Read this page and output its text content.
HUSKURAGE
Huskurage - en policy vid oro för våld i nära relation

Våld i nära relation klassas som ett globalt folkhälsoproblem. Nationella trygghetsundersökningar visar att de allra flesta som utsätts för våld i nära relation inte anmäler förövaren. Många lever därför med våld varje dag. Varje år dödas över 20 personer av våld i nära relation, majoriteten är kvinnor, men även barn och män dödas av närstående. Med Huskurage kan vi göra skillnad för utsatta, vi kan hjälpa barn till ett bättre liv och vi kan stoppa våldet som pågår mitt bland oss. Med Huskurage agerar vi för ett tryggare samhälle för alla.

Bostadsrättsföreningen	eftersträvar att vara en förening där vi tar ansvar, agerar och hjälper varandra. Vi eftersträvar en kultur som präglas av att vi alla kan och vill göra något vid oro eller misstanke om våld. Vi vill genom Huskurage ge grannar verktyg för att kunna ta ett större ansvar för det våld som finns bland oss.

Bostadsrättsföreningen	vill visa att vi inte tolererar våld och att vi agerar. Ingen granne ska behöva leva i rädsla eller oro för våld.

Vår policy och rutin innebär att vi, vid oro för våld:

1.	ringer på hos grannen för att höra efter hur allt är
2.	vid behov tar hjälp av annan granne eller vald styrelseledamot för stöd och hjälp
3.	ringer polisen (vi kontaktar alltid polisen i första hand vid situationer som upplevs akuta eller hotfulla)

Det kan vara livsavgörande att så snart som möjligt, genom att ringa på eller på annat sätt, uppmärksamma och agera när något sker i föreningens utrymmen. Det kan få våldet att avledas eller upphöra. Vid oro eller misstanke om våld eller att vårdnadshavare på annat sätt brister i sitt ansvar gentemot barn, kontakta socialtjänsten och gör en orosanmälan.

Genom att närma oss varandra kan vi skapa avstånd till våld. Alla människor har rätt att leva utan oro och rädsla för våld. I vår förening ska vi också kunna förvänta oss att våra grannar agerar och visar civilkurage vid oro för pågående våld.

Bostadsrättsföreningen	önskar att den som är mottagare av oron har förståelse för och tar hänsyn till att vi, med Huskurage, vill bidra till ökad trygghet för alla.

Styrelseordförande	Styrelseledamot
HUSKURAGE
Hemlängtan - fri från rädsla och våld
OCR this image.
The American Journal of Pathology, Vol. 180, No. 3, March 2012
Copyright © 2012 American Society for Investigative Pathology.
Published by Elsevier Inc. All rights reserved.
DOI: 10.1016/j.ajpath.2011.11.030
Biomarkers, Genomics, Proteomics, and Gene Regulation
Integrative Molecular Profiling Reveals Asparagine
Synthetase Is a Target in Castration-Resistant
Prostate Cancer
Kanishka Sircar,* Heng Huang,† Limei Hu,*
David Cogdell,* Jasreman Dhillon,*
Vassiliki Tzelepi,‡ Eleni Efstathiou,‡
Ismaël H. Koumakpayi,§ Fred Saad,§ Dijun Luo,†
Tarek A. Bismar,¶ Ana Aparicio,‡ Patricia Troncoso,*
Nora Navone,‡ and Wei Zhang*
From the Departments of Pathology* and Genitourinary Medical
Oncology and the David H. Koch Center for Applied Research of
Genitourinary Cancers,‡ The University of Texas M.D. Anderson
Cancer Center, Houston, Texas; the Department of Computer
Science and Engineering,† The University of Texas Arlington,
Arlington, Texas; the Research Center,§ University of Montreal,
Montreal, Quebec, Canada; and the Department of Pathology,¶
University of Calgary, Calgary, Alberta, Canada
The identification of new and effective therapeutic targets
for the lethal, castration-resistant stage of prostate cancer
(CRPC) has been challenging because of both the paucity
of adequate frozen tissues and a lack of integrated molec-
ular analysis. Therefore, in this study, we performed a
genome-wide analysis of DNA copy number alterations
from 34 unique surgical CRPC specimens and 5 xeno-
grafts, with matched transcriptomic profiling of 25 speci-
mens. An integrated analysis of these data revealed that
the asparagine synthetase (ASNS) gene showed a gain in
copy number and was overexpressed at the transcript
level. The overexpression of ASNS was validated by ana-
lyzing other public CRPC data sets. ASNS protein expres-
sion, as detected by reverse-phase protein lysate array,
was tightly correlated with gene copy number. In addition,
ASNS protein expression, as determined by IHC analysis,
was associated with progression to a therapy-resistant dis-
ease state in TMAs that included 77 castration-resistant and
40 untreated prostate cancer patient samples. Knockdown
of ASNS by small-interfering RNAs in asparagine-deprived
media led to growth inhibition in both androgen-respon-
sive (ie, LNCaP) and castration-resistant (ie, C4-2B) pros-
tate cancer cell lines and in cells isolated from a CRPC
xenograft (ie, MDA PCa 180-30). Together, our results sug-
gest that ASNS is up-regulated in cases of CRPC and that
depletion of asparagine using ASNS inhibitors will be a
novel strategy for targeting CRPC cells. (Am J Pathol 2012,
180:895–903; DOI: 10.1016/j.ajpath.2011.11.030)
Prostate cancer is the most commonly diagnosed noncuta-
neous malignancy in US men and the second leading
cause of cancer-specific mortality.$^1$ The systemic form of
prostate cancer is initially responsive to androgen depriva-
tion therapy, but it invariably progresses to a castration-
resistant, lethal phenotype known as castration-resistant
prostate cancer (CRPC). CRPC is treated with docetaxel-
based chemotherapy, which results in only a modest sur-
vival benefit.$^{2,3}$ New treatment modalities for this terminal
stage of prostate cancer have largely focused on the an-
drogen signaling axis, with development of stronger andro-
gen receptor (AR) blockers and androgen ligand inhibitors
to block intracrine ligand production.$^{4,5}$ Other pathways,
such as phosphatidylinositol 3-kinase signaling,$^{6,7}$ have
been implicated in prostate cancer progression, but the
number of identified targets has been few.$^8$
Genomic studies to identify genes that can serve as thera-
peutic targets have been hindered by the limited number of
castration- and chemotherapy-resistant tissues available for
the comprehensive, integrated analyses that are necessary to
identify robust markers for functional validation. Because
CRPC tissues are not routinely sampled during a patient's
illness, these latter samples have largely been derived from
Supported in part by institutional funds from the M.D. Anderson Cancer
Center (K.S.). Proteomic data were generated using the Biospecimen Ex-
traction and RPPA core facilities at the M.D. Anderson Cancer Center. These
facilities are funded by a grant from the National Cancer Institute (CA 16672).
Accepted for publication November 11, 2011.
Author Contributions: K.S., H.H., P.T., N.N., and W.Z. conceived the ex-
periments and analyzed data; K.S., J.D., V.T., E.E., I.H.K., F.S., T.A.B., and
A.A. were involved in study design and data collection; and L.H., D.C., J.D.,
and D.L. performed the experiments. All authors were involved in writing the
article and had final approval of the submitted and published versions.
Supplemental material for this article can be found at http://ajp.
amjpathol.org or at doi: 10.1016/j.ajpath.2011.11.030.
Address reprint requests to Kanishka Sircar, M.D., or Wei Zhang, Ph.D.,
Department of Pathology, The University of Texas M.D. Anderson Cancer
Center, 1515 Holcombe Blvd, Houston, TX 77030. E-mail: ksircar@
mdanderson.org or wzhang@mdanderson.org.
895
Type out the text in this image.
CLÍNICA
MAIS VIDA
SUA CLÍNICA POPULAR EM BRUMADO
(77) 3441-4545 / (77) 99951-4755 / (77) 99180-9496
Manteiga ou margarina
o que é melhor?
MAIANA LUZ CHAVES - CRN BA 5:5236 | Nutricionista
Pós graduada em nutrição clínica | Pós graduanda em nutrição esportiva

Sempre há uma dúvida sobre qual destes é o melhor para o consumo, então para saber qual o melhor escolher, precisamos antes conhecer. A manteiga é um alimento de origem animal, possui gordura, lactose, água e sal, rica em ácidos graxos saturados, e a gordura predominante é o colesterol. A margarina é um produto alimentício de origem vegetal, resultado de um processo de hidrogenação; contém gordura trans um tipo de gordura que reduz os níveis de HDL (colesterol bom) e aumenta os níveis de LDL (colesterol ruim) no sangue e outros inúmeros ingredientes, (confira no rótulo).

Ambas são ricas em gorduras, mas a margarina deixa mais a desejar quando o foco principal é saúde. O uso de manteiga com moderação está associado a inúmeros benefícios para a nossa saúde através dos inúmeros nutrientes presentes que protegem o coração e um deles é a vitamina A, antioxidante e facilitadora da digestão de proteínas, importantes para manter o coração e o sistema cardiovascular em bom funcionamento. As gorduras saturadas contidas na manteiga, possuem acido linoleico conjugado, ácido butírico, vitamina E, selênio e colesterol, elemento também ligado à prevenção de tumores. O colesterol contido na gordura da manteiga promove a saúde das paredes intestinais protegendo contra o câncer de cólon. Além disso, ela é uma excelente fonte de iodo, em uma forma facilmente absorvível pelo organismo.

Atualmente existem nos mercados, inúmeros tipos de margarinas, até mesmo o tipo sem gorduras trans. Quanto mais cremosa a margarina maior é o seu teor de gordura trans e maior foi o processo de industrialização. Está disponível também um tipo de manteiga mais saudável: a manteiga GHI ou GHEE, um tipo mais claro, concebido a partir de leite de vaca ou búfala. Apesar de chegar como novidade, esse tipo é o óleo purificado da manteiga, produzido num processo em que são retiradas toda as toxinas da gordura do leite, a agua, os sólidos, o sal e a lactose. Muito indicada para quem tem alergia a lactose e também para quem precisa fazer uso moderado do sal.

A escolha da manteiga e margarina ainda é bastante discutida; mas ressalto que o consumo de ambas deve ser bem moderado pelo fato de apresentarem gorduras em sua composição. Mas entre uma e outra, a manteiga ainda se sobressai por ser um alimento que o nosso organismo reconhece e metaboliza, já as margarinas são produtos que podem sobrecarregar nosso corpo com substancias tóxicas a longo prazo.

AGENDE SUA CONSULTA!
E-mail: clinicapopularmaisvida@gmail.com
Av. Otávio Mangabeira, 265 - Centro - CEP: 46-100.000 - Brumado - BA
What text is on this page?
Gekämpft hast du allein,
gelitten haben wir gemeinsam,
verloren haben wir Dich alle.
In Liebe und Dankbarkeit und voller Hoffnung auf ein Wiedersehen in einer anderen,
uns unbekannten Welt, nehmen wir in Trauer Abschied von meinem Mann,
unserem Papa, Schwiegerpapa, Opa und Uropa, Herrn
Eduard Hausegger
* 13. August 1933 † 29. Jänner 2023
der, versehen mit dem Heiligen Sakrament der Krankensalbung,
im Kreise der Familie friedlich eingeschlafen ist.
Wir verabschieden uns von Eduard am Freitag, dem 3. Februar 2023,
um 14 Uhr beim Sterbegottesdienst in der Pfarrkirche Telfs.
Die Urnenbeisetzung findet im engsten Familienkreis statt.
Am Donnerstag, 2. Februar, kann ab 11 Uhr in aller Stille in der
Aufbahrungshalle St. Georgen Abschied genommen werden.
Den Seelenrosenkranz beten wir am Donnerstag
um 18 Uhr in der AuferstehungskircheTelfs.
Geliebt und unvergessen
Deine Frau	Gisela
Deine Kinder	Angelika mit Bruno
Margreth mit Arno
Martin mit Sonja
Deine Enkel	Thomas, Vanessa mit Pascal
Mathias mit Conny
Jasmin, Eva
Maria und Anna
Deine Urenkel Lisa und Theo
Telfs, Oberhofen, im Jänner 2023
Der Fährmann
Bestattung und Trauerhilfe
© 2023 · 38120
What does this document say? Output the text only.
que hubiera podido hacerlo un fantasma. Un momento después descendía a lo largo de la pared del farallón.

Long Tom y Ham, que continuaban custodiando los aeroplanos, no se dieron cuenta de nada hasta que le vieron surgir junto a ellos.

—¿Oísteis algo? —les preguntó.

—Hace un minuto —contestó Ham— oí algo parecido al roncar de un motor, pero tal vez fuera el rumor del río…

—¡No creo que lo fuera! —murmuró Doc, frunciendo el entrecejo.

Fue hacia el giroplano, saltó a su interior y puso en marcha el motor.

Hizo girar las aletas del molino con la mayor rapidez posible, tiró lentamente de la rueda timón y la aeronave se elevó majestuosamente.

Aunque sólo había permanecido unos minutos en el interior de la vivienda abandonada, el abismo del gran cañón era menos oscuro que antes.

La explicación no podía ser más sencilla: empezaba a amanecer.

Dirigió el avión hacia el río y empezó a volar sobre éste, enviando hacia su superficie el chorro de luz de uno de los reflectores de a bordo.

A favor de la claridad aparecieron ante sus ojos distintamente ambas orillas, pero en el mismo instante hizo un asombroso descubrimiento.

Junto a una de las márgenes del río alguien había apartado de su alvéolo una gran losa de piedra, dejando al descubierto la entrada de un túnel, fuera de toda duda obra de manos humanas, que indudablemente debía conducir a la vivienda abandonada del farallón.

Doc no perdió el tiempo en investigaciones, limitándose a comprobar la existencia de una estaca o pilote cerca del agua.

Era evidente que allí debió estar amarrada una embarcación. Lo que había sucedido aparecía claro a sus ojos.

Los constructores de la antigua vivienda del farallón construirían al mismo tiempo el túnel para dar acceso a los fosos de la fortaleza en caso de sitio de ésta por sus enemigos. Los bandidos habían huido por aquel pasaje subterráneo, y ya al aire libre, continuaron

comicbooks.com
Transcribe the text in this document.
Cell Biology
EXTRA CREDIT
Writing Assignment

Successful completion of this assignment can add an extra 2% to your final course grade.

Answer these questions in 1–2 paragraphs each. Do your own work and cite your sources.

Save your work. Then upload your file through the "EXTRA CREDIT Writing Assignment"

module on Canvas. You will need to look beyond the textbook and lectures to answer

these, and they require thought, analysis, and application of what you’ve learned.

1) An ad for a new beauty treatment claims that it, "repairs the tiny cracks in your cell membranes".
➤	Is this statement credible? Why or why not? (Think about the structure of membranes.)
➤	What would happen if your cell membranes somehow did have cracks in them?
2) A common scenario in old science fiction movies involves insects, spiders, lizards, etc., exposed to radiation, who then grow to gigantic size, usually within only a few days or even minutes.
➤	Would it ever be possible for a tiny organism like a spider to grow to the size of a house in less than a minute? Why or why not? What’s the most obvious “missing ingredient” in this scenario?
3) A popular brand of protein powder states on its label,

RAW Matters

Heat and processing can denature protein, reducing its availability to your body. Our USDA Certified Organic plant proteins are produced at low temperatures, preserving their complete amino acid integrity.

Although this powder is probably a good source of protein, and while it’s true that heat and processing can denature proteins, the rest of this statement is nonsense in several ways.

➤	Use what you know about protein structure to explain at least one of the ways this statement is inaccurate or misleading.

- [About this task]
Every line from the one containing "Transcribe the text in this document." through the last line of the entries above must be output exactly. Leave the rest out.

- [Written answer]
Transcribe the text in this document.
Cell Biology
EXTRA CREDIT
Writing Assignment

Successful completion of this assignment can add an extra 2% to your final course grade.

Answer these questions in 1–2 paragraphs each. Do your own work and cite your sources.

Save your work. Then upload your file through the "EXTRA CREDIT Writing Assignment"

module on Canvas. You will need to look beyond the textbook and lectures to answer

these, and they require thought, analysis, and application of what you’ve learned.

1) An ad for a new beauty treatment claims that it, "repairs the tiny cracks in your cell membranes".
➤	Is this statement credible? Why or why not? (Think about the structure of membranes.)
➤	What would happen if your cell membranes somehow did have cracks in them?
2) A common scenario in old science fiction movies involves insects, spiders, lizards, etc., exposed to radiation, who then grow to gigantic size, usually within only a few days or even minutes.
➤	Would it ever be possible for a tiny organism like a spider to grow to the size of a house in less than a minute? Why or why not? What’s the most obvious “missing ingredient” in this scenario?
3) A popular brand of protein powder states on its label,

RAW Matters

Heat and processing can denature protein, reducing its availability to your body. Our USDA Certified Organic plant proteins are produced at low temperatures, preserving their complete amino acid integrity.

Although this powder is probably a good source of protein, and while it’s true that heat and processing can denature proteins, the rest of this statement is nonsense in several ways.

➤	Use what you know about protein structure to explain at least one of the ways this statement is inaccurate or misleading.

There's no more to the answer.